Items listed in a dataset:

══════════

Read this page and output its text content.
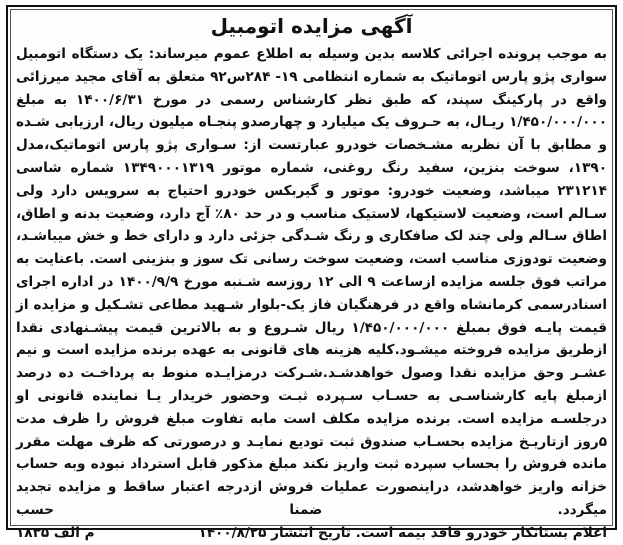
آگهی مزایده اتومبیل

به موجب پرونده اجرائی کلاسه بدین وسیله به اطلاع عموم میرساند: یک دستگاه اتومبیل سواری پژو پارس اتوماتیک به شماره انتظامی ۱۹- ۲۸۴س۹۲ متعلق به آقای مجید میرزائی واقع در پارکینگ سپند، که طبق نظر کارشناس رسمی در مورخ ۱۴۰۰/۶/۳۱ به مبلغ ۱/۴۵۰/۰۰۰/۰۰۰ ریـال، به حـروف یک میلیارد و چهارصدو پنجـاه میلیون ریال، ارزیابی شـده و مطابق با آن نظریه مشـخصات خودرو عبارتست از: سـواری پژو پارس اتوماتیک،مدل ۱۳۹۰، سوخت بنزین، سفید رنگ روغنی، شماره موتور ۱۳۴۹۰۰۰۱۳۱۹ شماره شاسی ۲۳۱۲۱۴ میباشد، وضعیت خودرو: موتور و گیربکس خودرو احتیاج به سرویس دارد ولی سـالم است، وضعیت لاستیکها، لاستیک مناسب و در حد ۸۰٪ آج دارد، وضعیت بدنه و اطاق، اطاق سـالم ولی چند لک صافکاری و رنگ شـدگی جزئی دارد و دارای خط و خش میباشـد، وضعیت تودوزی مناسب است، وضعیت سوخت رسانی تک سوز و بنزینی است. باعنایت به مراتب فوق جلسه مزایده ازساعت ۹ الی ۱۲ روزسه شـنبه مورخ ۱۴۰۰/۹/۹ در اداره اجرای اسنادرسمی کرمانشاه واقع در فرهنگیان فاز یک-بلوار شـهید مطاعی تشـکیل و مزایده از قیمت پایـه فوق بمبلغ ۱/۴۵۰/۰۰۰/۰۰۰ ریال شـروع و به بالاترین قیمت پیشـنهادی نقدا ازطریق مزایده فروخته میشـود.کلیه هزینه های قانونی به عهده برنده مزایده است و نیم عشـر وحق مزایده نقدا وصول خواهدشـد.شـرکت درمزایـده منوط به پرداخـت ده درصد ازمبلغ پایه کارشناسـی به حسـاب سـپرده ثبـت وحضور خریدار یـا نماینده قانونی او درجلسـه مزایده است. برنده مزایده مکلف است مابه تفاوت مبلغ فروش را ظرف مدت ۵روز ازتاریـخ مزایده بحسـاب صندوق ثبت تودیع نمایـد و درصورتی که ظرف مهلت مقرر مانده فروش را بحساب سپرده ثبت واریز نکند مبلغ مذکور قابل استرداد نبوده وبه حساب خزانه واریز خواهدشد، دراینصورت عملیات فروش ازدرجه اعتبار ساقط و مزایده تجدید میگردد. ضمنا حسب

اعلام بستانکار خودرو فاقد بیمه است. تاریخ انتشار ۱۴۰۰/۸/۲۵
م الف ۱۸۳۵
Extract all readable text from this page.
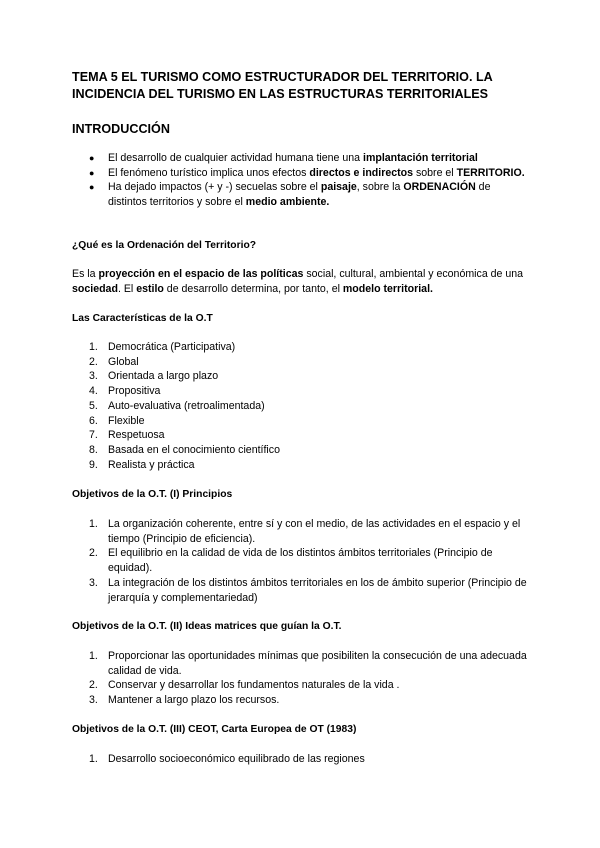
TEMA 5 EL TURISMO COMO ESTRUCTURADOR DEL TERRITORIO. LA

INCIDENCIA DEL TURISMO EN LAS ESTRUCTURAS TERRITORIALES

INTRODUCCIÓN

● El desarrollo de cualquier actividad humana tiene una implantación territorial
● El fenómeno turístico implica unos efectos directos e indirectos sobre el TERRITORIO.
● Ha dejado impactos (+ y -) secuelas sobre el paisaje, sobre la ORDENACIÓN de distintos territorios y sobre el medio ambiente.

¿Qué es la Ordenación del Territorio?

Es la proyección en el espacio de las políticas social, cultural, ambiental y económica de una sociedad. El estilo de desarrollo determina, por tanto, el modelo territorial.

Las Características de la O.T

1. Democrática (Participativa)
2. Global
3. Orientada a largo plazo
4. Propositiva
5. Auto-evaluativa (retroalimentada)
6. Flexible
7. Respetuosa
8. Basada en el conocimiento científico
9. Realista y práctica

Objetivos de la O.T. (I) Principios

1. La organización coherente, entre sí y con el medio, de las actividades en el espacio y el tiempo (Principio de eficiencia).
2. El equilibrio en la calidad de vida de los distintos ámbitos territoriales (Principio de equidad).
3. La integración de los distintos ámbitos territoriales en los de ámbito superior (Principio de jerarquía y complementariedad)

Objetivos de la O.T. (II) Ideas matrices que guían la O.T.

1. Proporcionar las oportunidades mínimas que posibiliten la consecución de una adecuada calidad de vida.
2. Conservar y desarrollar los fundamentos naturales de la vida .
3. Mantener a largo plazo los recursos.

Objetivos de la O.T. (III) CEOT, Carta Europea de OT (1983)

1. Desarrollo socioeconómico equilibrado de las regiones
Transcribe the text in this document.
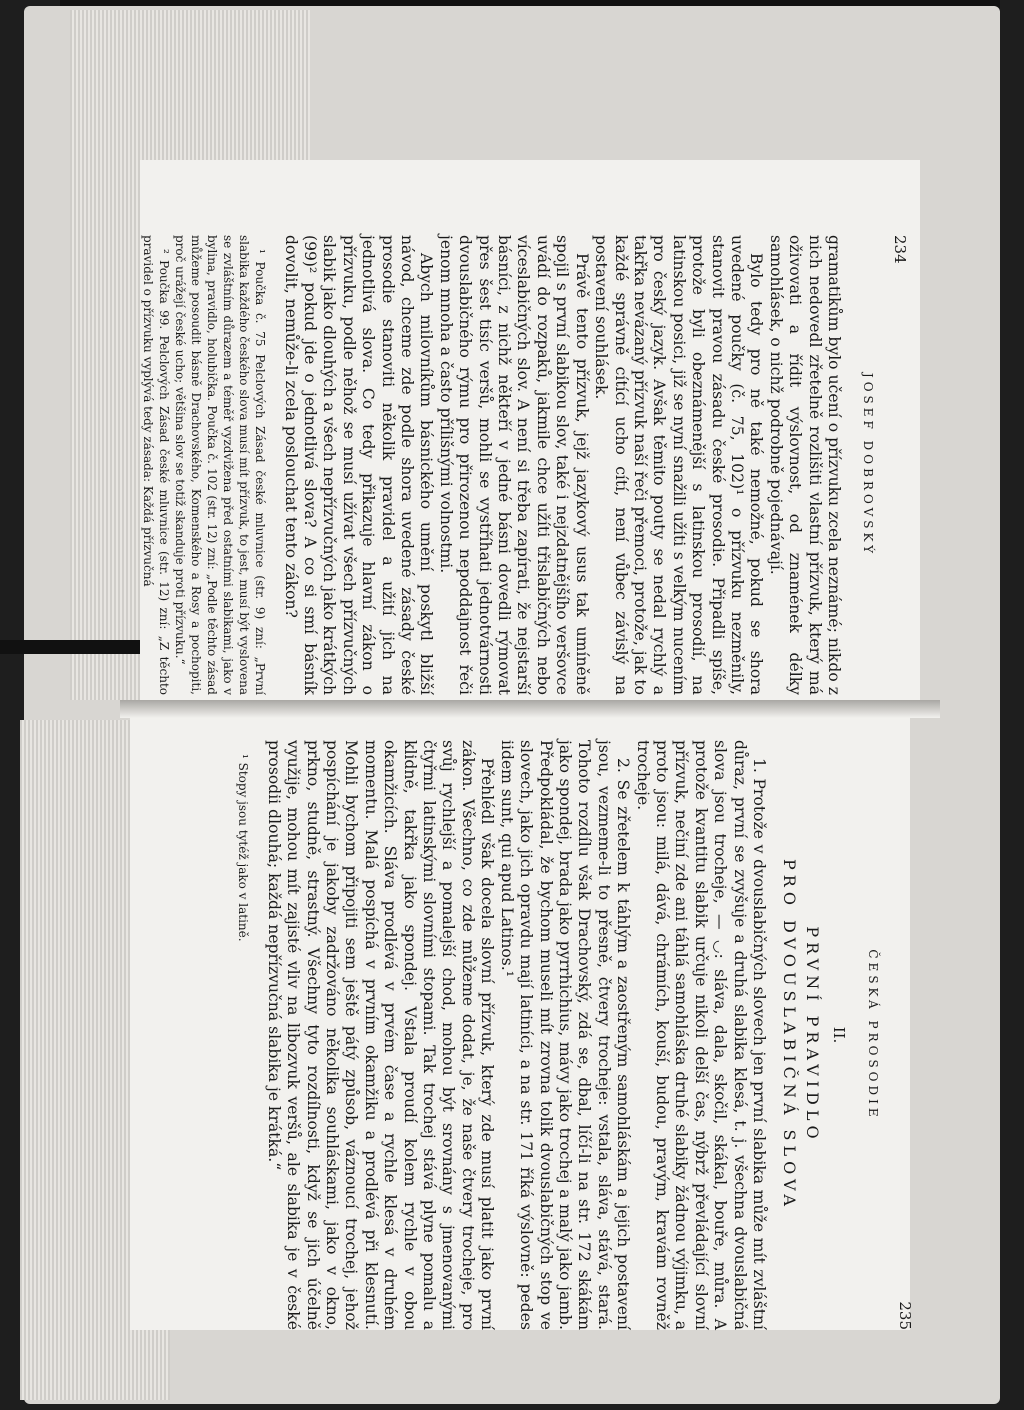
234
JOSEF DOBROVSKÝ

gramatikům bylo učení o přízvuku zcela neznámé; nikdo z nich nedovedl zřetelně rozlišiti vlastní přízvuk, který má oživovati a řídit výslovnost, od znamének délky samohlásek, o nichž podrobně pojednávají.

Bylo tedy pro ně také nemožné, pokud se shora uvedené poučky (č. 75, 102)¹ o přízvuku nezměnily, stanovit pravou zásadu české prosodie. Připadli spíše, protože byli obeznámenější s latinskou prosodií, na latinskou posici, již se nyní snažili užíti s velkým nucením pro český jazyk. Avšak těmito pouty se nedal rychlý a takřka nevázaný přízvuk naší řeči přemoci, protože, jak to každé správně cítící ucho cítí, není vůbec závislý na postavení souhlásek.

Právě tento přízvuk, jejž jazykový usus tak umíněně spojil s první slabikou slov, také i nejzdatnějšího veršovce uvádí do rozpaků, jakmile chce užíti třislabičných nebo víceslabičných slov. A není si třeba zapírati, že nejstarší básníci, z nichž někteří v jedné básni dovedli rýmovat přes šest tisíc veršů, mohli se vystříhati jednotvárnosti dvouslabičného rýmu pro přirozenou nepoddajnost řeči jenom mnoha a často přílišnými volnostmi.

Abych milovníkům básnického umění poskytl bližší návod, chceme zde podle shora uvedené zásady české prosodie stanoviti několik pravidel a užití jich na jednotlivá slova. Co tedy přikazuje hlavní zákon o přízvuku, podle něhož se musí užívat všech přízvučných slabik jako dlouhých a všech nepřízvučných jako krátkých (99)² pokud jde o jednotlivá slova? A co si smí básník dovolit, nemůže-li zcela poslouchat tento zákon?

¹ Poučka č. 75 Pelclových Zásad české mluvnice (str. 9) zní: „První slabika každého českého slova musí mít přízvuk, to jest, musí být vyslovena se zvláštním důrazem a téměř vyzdvižena před ostatními slabikami, jako v bylina, pravidlo, holubička. Poučka č. 102 (str. 12) zní: „Podle těchto zásad můžeme posoudit básně Drachovského, Komenského a Rosy a pochopiti, proč urážejí české ucho; většina slov se totiž skanduje proti přízvuku.“

² Poučka 99. Pelclových Zásad české mluvnice (str. 12) zní: „Z těchto pravidel o přízvuku vyplývá tedy zásada: Každá přízvučná

235
ČESKÁ PROSODIE
II.
PRVNÍ PRAVIDLO
PRO DVOUSLABIČNÁ SLOVA

1. Protože v dvouslabičných slovech jen první slabika může mít zvláštní důraz, první se zvyšuje a druhá slabika klesá, t. j. všechna dvouslabičná slova jsou trocheje, — ◡: sláva, dala, skočil, skákal, bouře, můra. A protože kvantitu slabik určuje nikoli delší čas, nýbrž převládající slovní přízvuk, nečiní zde ani táhlá samohláska druhé slabiky žádnou výjimku, a proto jsou: milá, dává, chrámích, kouší, budou, pravým, kravám rovněž trocheje.

2. Se zřetelem k táhlým a zaostřeným samohláskám a jejich postavení jsou, vezmeme-li to přesně, čtvery trocheje: vstala, sláva, stává, stará. Tohoto rozdílu však Drachovský, zdá se, dbal, líčí-li na str. 172 skákám jako spondej, brada jako pyrrhichius, mávy jako trochej a malý jako jamb. Předpokládal, že bychom museli mít zrovna tolik dvouslabičných stop ve slovech, jako jich opravdu mají latiníci, a na str. 171 říká výslovně: pedes iidem sunt, qui apud Latinos.¹

Přehlédl však docela slovní přízvuk, který zde musí platit jako první zákon. Všechno, co zde můžeme dodat, je, že naše čtvery trocheje, pro svůj rychlejší a pomalejší chod, mohou být srovnány s jmenovanými čtyřmi latinskými slovními stopami. Tak trochej stává plyne pomalu a klidně, takřka jako spondej. Vstala proudí kolem rychle v obou okamžicích. Sláva prodlévá v prvém čase a rychle klesá v druhém momentu. Malá pospíchá v prvním okamžiku a prodlévá při klesnutí. Mohli bychom připojiti sem ještě pátý způsob, váznoucí trochej, jehož pospíchání je jakoby zadržováno několika souhláskami, jako v okno, prkno, studně, strastný. Všechny tyto rozdílnosti, když se jich účelně využije, mohou mít zajisté vliv na libozvuk veršů, ale slabika je v české prosodii dlouhá; každá nepřízvučná slabika je krátká.“

¹ Stopy jsou tytéž jako v latině.
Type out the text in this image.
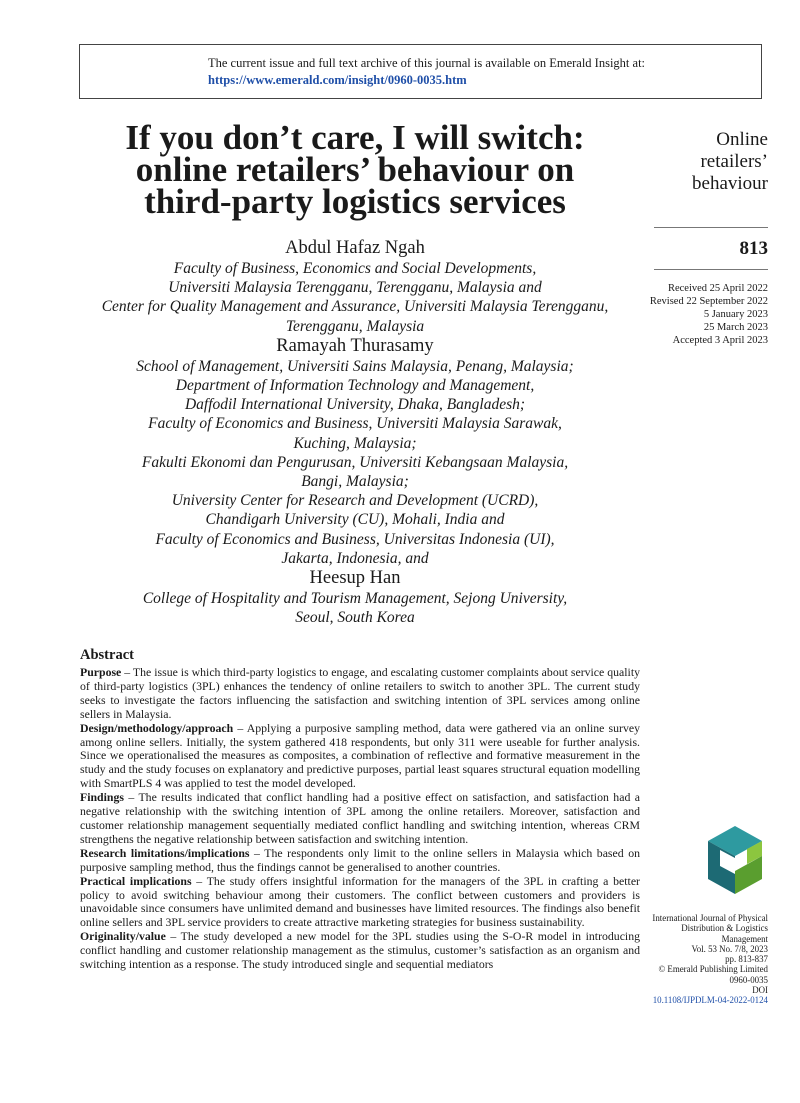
The current issue and full text archive of this journal is available on Emerald Insight at:
https://www.emerald.com/insight/0960-0035.htm
If you don’t care, I will switch:
online retailers’ behaviour on
third-party logistics services
Online
retailers’
behaviour
813
Received 25 April 2022
Revised 22 September 2022
5 January 2023
25 March 2023
Accepted 3 April 2023
Abdul Hafaz Ngah
Faculty of Business, Economics and Social Developments,
Universiti Malaysia Terengganu, Terengganu, Malaysia and
Center for Quality Management and Assurance, Universiti Malaysia Terengganu,
Terengganu, Malaysia
Ramayah Thurasamy
School of Management, Universiti Sains Malaysia, Penang, Malaysia;
Department of Information Technology and Management,
Daffodil International University, Dhaka, Bangladesh;
Faculty of Economics and Business, Universiti Malaysia Sarawak,
Kuching, Malaysia;
Fakulti Ekonomi dan Pengurusan, Universiti Kebangsaan Malaysia,
Bangi, Malaysia;
University Center for Research and Development (UCRD),
Chandigarh University (CU), Mohali, India and
Faculty of Economics and Business, Universitas Indonesia (UI),
Jakarta, Indonesia, and
Heesup Han
College of Hospitality and Tourism Management, Sejong University,
Seoul, South Korea
Abstract

Purpose – The issue is which third-party logistics to engage, and escalating customer complaints about service quality of third-party logistics (3PL) enhances the tendency of online retailers to switch to another 3PL. The current study seeks to investigate the factors influencing the satisfaction and switching intention of 3PL services among online sellers in Malaysia.

Design/methodology/approach – Applying a purposive sampling method, data were gathered via an online survey among online sellers. Initially, the system gathered 418 respondents, but only 311 were useable for further analysis. Since we operationalised the measures as composites, a combination of reflective and formative measurement in the study and the study focuses on explanatory and predictive purposes, partial least squares structural equation modelling with SmartPLS 4 was applied to test the model developed.

Findings – The results indicated that conflict handling had a positive effect on satisfaction, and satisfaction had a negative relationship with the switching intention of 3PL among the online retailers. Moreover, satisfaction and customer relationship management sequentially mediated conflict handling and switching intention, whereas CRM strengthens the negative relationship between satisfaction and switching intention.

Research limitations/implications – The respondents only limit to the online sellers in Malaysia which based on purposive sampling method, thus the findings cannot be generalised to another countries.

Practical implications – The study offers insightful information for the managers of the 3PL in crafting a better policy to avoid switching behaviour among their customers. The conflict between customers and providers is unavoidable since consumers have unlimited demand and businesses have limited resources. The findings also benefit online sellers and 3PL service providers to create attractive marketing strategies for business sustainability.

Originality/value – The study developed a new model for the 3PL studies using the S-O-R model in introducing conflict handling and customer relationship management as the stimulus, customer’s satisfaction as an organism and switching intention as a response. The study introduced single and sequential mediators

International Journal of Physical
Distribution & Logistics
Management
Vol. 53 No. 7/8, 2023
pp. 813-837
© Emerald Publishing Limited
0960-0035
DOI
10.1108/IJPDLM-04-2022-0124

══════════

Scan the records above, count the lines with "text" in them, and give only the number.

The answer >> 5